◆ AVAILABLE DATA:
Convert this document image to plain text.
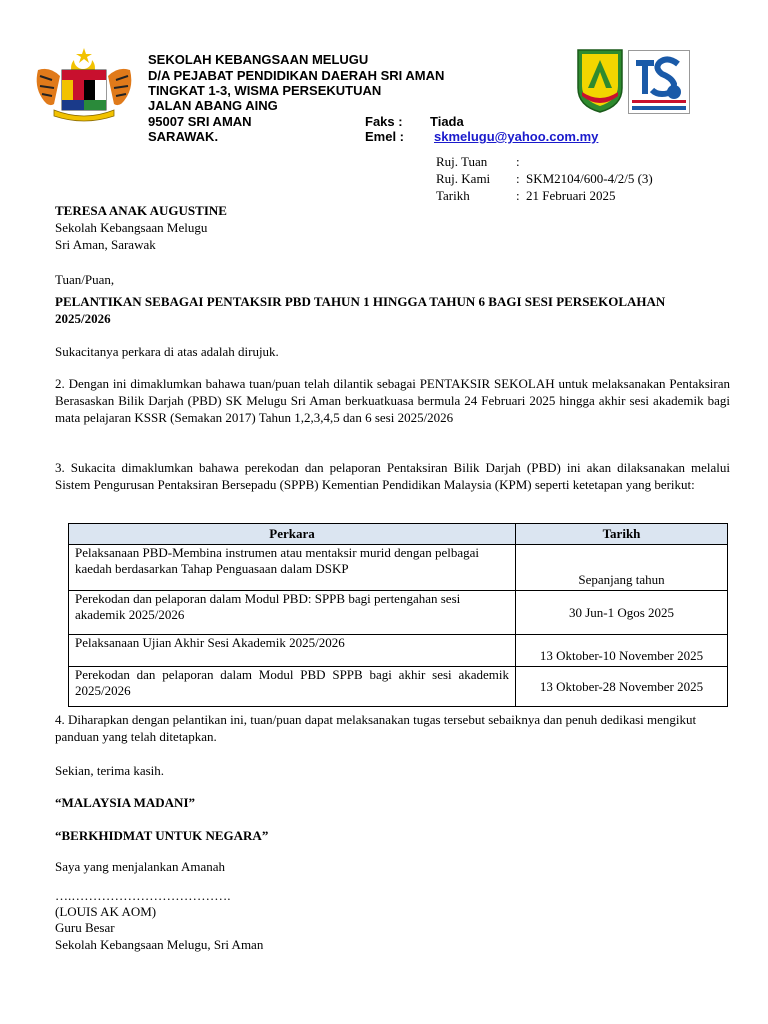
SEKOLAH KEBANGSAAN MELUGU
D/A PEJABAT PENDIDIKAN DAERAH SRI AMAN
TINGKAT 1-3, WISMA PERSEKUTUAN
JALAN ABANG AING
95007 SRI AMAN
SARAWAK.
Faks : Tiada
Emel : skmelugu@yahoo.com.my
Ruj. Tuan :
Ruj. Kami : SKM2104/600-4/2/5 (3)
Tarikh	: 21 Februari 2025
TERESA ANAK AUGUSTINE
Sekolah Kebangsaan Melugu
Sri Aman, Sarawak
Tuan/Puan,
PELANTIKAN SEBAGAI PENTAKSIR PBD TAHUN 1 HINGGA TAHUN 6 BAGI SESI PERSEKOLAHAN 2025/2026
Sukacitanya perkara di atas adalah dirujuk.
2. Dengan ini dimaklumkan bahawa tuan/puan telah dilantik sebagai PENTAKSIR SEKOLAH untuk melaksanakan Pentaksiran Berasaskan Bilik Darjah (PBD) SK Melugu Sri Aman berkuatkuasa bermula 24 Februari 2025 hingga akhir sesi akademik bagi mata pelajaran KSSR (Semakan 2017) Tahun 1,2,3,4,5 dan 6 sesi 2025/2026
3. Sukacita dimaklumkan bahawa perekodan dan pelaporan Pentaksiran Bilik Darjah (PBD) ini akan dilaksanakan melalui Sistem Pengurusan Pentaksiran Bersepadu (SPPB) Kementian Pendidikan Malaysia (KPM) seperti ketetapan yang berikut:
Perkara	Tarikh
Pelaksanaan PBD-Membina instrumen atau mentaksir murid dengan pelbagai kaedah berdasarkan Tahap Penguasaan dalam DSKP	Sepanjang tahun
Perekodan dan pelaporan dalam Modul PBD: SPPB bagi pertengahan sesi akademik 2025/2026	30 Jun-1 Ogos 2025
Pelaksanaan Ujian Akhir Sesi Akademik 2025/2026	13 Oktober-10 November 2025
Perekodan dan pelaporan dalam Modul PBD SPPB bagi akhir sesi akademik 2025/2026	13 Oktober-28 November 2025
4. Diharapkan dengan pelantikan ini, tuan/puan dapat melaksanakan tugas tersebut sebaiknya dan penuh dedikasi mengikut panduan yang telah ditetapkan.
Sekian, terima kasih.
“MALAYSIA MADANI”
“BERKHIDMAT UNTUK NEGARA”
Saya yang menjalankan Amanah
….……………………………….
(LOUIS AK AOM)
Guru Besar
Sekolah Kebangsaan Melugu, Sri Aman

--

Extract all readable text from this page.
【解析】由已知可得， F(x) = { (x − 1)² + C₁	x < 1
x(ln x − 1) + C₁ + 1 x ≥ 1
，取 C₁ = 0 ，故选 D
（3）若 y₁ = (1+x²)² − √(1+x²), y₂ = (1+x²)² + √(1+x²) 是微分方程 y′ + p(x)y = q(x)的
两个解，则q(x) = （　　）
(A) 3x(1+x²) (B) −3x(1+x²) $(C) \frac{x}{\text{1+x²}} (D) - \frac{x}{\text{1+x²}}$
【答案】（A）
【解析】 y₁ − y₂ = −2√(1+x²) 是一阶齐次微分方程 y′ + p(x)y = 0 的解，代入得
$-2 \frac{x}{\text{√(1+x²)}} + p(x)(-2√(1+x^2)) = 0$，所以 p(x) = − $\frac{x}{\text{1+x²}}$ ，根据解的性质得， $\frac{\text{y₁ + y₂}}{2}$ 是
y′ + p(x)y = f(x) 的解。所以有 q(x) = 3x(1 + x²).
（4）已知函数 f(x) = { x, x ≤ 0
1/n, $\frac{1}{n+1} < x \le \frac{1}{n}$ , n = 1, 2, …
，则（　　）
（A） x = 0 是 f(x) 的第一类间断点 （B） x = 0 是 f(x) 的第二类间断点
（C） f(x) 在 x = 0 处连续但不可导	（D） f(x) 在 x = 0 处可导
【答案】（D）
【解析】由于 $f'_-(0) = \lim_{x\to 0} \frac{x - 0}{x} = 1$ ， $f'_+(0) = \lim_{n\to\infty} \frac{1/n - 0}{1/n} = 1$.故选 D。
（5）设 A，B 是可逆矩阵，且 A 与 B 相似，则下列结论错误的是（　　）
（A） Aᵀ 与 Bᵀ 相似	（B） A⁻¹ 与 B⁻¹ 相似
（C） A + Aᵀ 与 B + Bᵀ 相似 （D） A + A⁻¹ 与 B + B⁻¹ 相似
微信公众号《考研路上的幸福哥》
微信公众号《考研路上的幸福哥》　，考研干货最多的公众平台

---

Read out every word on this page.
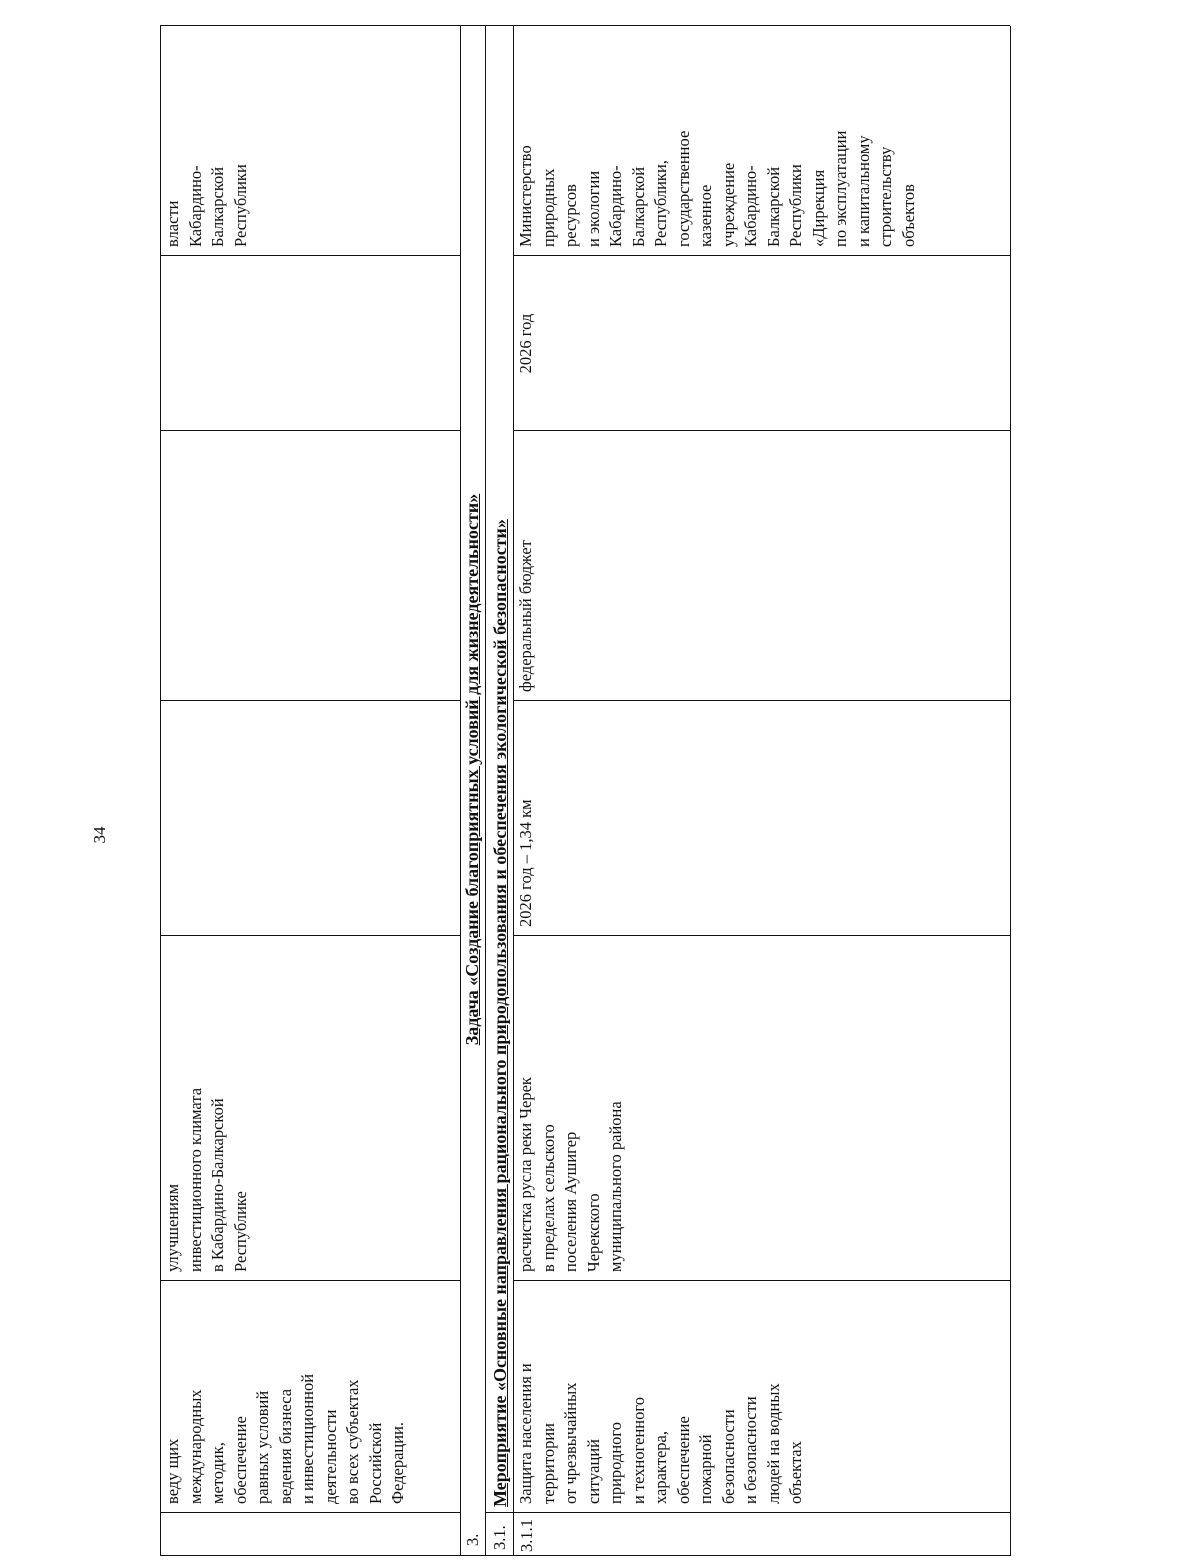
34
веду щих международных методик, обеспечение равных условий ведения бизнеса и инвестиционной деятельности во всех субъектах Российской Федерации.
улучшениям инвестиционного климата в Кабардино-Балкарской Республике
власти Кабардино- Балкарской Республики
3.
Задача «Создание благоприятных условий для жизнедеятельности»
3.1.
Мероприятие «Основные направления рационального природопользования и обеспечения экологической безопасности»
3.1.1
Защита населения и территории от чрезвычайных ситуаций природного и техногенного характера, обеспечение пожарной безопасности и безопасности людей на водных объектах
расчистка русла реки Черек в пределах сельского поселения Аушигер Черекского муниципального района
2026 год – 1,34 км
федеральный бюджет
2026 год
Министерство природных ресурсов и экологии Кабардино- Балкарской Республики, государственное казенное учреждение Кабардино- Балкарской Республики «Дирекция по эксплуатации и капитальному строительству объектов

◆ WORK REQUIRED: Return every line containing "Tarikh".

◆ SOLUTION FOR THIS EXERCISE:
Tarikh	: 21 Februari 2025
Perkara	Tarikh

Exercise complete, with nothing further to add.